> [JOB]: Copy out all the entries exactly.

(Records excerpted from a collection)
>> START

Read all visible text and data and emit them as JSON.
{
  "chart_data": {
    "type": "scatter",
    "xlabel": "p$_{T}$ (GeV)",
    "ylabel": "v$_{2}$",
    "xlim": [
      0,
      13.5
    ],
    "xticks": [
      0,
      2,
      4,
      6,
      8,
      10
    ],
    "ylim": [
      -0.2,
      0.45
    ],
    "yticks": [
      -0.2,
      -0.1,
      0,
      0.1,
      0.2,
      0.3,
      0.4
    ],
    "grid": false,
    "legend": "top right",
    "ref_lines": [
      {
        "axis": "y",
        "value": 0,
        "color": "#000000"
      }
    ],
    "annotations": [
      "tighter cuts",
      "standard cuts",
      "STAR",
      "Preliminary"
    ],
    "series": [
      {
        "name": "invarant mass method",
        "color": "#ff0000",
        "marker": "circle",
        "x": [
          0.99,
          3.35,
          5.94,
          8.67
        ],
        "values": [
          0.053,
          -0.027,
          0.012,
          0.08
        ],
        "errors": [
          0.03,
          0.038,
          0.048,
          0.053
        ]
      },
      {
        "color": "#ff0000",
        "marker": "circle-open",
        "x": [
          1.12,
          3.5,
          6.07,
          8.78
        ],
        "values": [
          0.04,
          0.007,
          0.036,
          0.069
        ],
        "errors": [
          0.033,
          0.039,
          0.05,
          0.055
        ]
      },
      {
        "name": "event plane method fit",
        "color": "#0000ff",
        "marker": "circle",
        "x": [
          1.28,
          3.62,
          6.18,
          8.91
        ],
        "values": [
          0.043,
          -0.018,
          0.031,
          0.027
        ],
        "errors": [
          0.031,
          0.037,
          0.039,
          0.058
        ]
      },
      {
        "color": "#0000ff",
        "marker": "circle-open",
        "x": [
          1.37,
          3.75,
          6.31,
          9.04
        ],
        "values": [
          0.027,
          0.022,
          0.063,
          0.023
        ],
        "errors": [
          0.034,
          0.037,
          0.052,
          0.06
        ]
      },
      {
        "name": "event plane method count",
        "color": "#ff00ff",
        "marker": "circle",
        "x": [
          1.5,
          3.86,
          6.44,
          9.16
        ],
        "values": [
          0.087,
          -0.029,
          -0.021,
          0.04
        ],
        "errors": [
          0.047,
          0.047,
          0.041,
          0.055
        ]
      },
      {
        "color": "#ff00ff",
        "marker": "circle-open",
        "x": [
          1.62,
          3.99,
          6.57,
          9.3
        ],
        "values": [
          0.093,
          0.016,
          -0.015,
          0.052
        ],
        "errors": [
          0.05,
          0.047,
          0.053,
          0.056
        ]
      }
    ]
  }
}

>> END

> [EXERCISE SOLUTION]:
Read all visible text and data and emit them as JSON.
{
  "chart_data": {
    "type": "scatter",
    "xlabel": "p$_{T}$ (GeV)",
    "ylabel": "v$_{2}$",
    "xlim": [
      0,
      13.5
    ],
    "xticks": [
      0,
      2,
      4,
      6,
      8,
      10
    ],
    "ylim": [
      -0.2,
      0.45
    ],
    "yticks": [
      -0.2,
      -0.1,
      0,
      0.1,
      0.2,
      0.3,
      0.4
    ],
    "grid": false,
    "legend": "top right",
    "ref_lines": [
      {
        "axis": "y",
        "value": 0,
        "color": "#000000"
      }
    ],
    "annotations": [
      "tighter cuts",
      "standard cuts",
      "STAR",
      "Preliminary"
    ],
    "series": [
      {
        "name": "invarant mass method",
        "color": "#ff0000",
        "marker": "circle",
        "x": [
          0.99,
          3.35,
          5.94,
          8.67
        ],
        "values": [
          0.053,
          -0.027,
          0.012,
          0.08
        ],
        "errors": [
          0.03,
          0.038,
          0.048,
          0.053
        ]
      },
      {
        "color": "#ff0000",
        "marker": "circle-open",
        "x": [
          1.12,
          3.5,
          6.07,
          8.78
        ],
        "values": [
          0.04,
          0.007,
          0.036,
          0.069
        ],
        "errors": [
          0.033,
          0.039,
          0.05,
          0.055
        ]
      },
      {
        "name": "event plane method fit",
        "color": "#0000ff",
        "marker": "circle",
        "x": [
          1.28,
          3.62,
          6.18,
          8.91
        ],
        "values": [
          0.043,
          -0.018,
          0.031,
          0.027
        ],
        "errors": [
          0.031,
          0.037,
          0.039,
          0.058
        ]
      },
      {
        "color": "#0000ff",
        "marker": "circle-open",
        "x": [
          1.37,
          3.75,
          6.31,
          9.04
        ],
        "values": [
          0.027,
          0.022,
          0.063,
          0.023
        ],
        "errors": [
          0.034,
          0.037,
          0.052,
          0.06
        ]
      },
      {
        "name": "event plane method count",
        "color": "#ff00ff",
        "marker": "circle",
        "x": [
          1.5,
          3.86,
          6.44,
          9.16
        ],
        "values": [
          0.087,
          -0.029,
          -0.021,
          0.04
        ],
        "errors": [
          0.047,
          0.047,
          0.041,
          0.055
        ]
      },
      {
        "color": "#ff00ff",
        "marker": "circle-open",
        "x": [
          1.62,
          3.99,
          6.57,
          9.3
        ],
        "values": [
          0.093,
          0.016,
          -0.015,
          0.052
        ],
        "errors": [
          0.05,
          0.047,
          0.053,
          0.056
        ]
      }
    ]
  }
}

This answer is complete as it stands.